Stored entries:
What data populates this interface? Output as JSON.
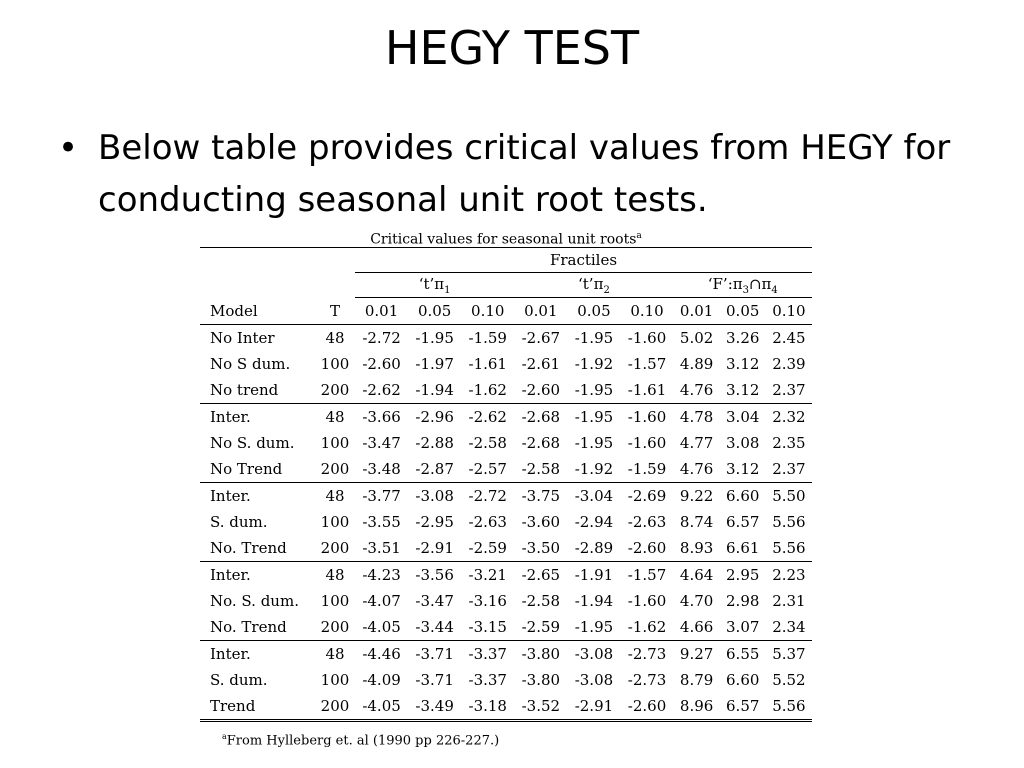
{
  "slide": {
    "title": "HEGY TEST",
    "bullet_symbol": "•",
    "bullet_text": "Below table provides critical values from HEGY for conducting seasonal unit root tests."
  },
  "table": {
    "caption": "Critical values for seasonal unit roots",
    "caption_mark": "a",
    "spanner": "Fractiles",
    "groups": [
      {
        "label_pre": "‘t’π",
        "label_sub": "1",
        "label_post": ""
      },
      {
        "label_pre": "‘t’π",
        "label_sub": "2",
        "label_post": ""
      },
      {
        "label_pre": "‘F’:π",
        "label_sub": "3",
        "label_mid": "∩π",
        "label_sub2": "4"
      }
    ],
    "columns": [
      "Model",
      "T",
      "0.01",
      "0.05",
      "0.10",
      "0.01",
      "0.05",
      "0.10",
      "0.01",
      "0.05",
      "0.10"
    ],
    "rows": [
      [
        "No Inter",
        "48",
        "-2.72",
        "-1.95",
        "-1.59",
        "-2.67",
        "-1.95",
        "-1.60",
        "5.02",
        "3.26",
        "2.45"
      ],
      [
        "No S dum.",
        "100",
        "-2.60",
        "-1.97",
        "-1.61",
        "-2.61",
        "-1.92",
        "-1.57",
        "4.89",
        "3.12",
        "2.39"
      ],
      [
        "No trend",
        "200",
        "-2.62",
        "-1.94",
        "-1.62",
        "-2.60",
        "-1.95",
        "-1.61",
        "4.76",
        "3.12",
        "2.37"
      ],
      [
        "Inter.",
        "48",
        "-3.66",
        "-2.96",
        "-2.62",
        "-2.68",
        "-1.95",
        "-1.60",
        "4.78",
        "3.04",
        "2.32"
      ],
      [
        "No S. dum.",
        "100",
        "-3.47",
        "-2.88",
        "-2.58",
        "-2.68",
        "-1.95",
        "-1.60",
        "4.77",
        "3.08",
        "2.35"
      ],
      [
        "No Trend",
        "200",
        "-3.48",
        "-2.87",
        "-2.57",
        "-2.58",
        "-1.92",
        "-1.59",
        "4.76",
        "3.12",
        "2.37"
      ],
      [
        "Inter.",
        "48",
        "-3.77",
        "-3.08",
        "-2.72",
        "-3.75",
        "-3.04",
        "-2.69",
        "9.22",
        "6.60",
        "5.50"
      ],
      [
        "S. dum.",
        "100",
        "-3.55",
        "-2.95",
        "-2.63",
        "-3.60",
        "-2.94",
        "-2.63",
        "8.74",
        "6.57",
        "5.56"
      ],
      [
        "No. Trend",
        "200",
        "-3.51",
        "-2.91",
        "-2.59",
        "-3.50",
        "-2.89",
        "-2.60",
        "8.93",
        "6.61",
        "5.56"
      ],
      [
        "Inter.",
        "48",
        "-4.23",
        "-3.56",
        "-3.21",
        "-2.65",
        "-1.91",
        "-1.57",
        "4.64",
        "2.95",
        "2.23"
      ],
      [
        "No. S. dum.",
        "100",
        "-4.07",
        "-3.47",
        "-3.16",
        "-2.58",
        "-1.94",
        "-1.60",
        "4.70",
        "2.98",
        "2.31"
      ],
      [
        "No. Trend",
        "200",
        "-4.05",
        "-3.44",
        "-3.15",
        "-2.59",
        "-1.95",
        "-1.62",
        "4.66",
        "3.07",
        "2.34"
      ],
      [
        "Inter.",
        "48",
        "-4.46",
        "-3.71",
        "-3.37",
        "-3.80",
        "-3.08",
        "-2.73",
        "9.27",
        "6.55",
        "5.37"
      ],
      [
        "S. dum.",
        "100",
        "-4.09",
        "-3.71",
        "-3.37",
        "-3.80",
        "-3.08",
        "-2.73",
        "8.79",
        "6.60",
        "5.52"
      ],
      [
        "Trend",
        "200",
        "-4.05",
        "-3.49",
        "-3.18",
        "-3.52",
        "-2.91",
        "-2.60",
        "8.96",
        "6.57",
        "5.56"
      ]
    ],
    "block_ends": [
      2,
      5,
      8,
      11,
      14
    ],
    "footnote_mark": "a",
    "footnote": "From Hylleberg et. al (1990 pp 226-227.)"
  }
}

**GIVEN INSTRUCTION**
Except for the pictures, print the data above exactly.

**THE OUTPUT**
What data populates this interface? Output as JSON.
{
  "slide": {
    "title": "HEGY TEST",
    "bullet_symbol": "•",
    "bullet_text": "Below table provides critical values from HEGY for conducting seasonal unit root tests."
  },
  "table": {
    "caption": "Critical values for seasonal unit roots",
    "caption_mark": "a",
    "spanner": "Fractiles",
    "groups": [
      {
        "label_pre": "‘t’π",
        "label_sub": "1",
        "label_post": ""
      },
      {
        "label_pre": "‘t’π",
        "label_sub": "2",
        "label_post": ""
      },
      {
        "label_pre": "‘F’:π",
        "label_sub": "3",
        "label_mid": "∩π",
        "label_sub2": "4"
      }
    ],
    "columns": [
      "Model",
      "T",
      "0.01",
      "0.05",
      "0.10",
      "0.01",
      "0.05",
      "0.10",
      "0.01",
      "0.05",
      "0.10"
    ],
    "rows": [
      [
        "No Inter",
        "48",
        "-2.72",
        "-1.95",
        "-1.59",
        "-2.67",
        "-1.95",
        "-1.60",
        "5.02",
        "3.26",
        "2.45"
      ],
      [
        "No S dum.",
        "100",
        "-2.60",
        "-1.97",
        "-1.61",
        "-2.61",
        "-1.92",
        "-1.57",
        "4.89",
        "3.12",
        "2.39"
      ],
      [
        "No trend",
        "200",
        "-2.62",
        "-1.94",
        "-1.62",
        "-2.60",
        "-1.95",
        "-1.61",
        "4.76",
        "3.12",
        "2.37"
      ],
      [
        "Inter.",
        "48",
        "-3.66",
        "-2.96",
        "-2.62",
        "-2.68",
        "-1.95",
        "-1.60",
        "4.78",
        "3.04",
        "2.32"
      ],
      [
        "No S. dum.",
        "100",
        "-3.47",
        "-2.88",
        "-2.58",
        "-2.68",
        "-1.95",
        "-1.60",
        "4.77",
        "3.08",
        "2.35"
      ],
      [
        "No Trend",
        "200",
        "-3.48",
        "-2.87",
        "-2.57",
        "-2.58",
        "-1.92",
        "-1.59",
        "4.76",
        "3.12",
        "2.37"
      ],
      [
        "Inter.",
        "48",
        "-3.77",
        "-3.08",
        "-2.72",
        "-3.75",
        "-3.04",
        "-2.69",
        "9.22",
        "6.60",
        "5.50"
      ],
      [
        "S. dum.",
        "100",
        "-3.55",
        "-2.95",
        "-2.63",
        "-3.60",
        "-2.94",
        "-2.63",
        "8.74",
        "6.57",
        "5.56"
      ],
      [
        "No. Trend",
        "200",
        "-3.51",
        "-2.91",
        "-2.59",
        "-3.50",
        "-2.89",
        "-2.60",
        "8.93",
        "6.61",
        "5.56"
      ],
      [
        "Inter.",
        "48",
        "-4.23",
        "-3.56",
        "-3.21",
        "-2.65",
        "-1.91",
        "-1.57",
        "4.64",
        "2.95",
        "2.23"
      ],
      [
        "No. S. dum.",
        "100",
        "-4.07",
        "-3.47",
        "-3.16",
        "-2.58",
        "-1.94",
        "-1.60",
        "4.70",
        "2.98",
        "2.31"
      ],
      [
        "No. Trend",
        "200",
        "-4.05",
        "-3.44",
        "-3.15",
        "-2.59",
        "-1.95",
        "-1.62",
        "4.66",
        "3.07",
        "2.34"
      ],
      [
        "Inter.",
        "48",
        "-4.46",
        "-3.71",
        "-3.37",
        "-3.80",
        "-3.08",
        "-2.73",
        "9.27",
        "6.55",
        "5.37"
      ],
      [
        "S. dum.",
        "100",
        "-4.09",
        "-3.71",
        "-3.37",
        "-3.80",
        "-3.08",
        "-2.73",
        "8.79",
        "6.60",
        "5.52"
      ],
      [
        "Trend",
        "200",
        "-4.05",
        "-3.49",
        "-3.18",
        "-3.52",
        "-2.91",
        "-2.60",
        "8.96",
        "6.57",
        "5.56"
      ]
    ],
    "block_ends": [
      2,
      5,
      8,
      11,
      14
    ],
    "footnote_mark": "a",
    "footnote": "From Hylleberg et. al (1990 pp 226-227.)"
  }
}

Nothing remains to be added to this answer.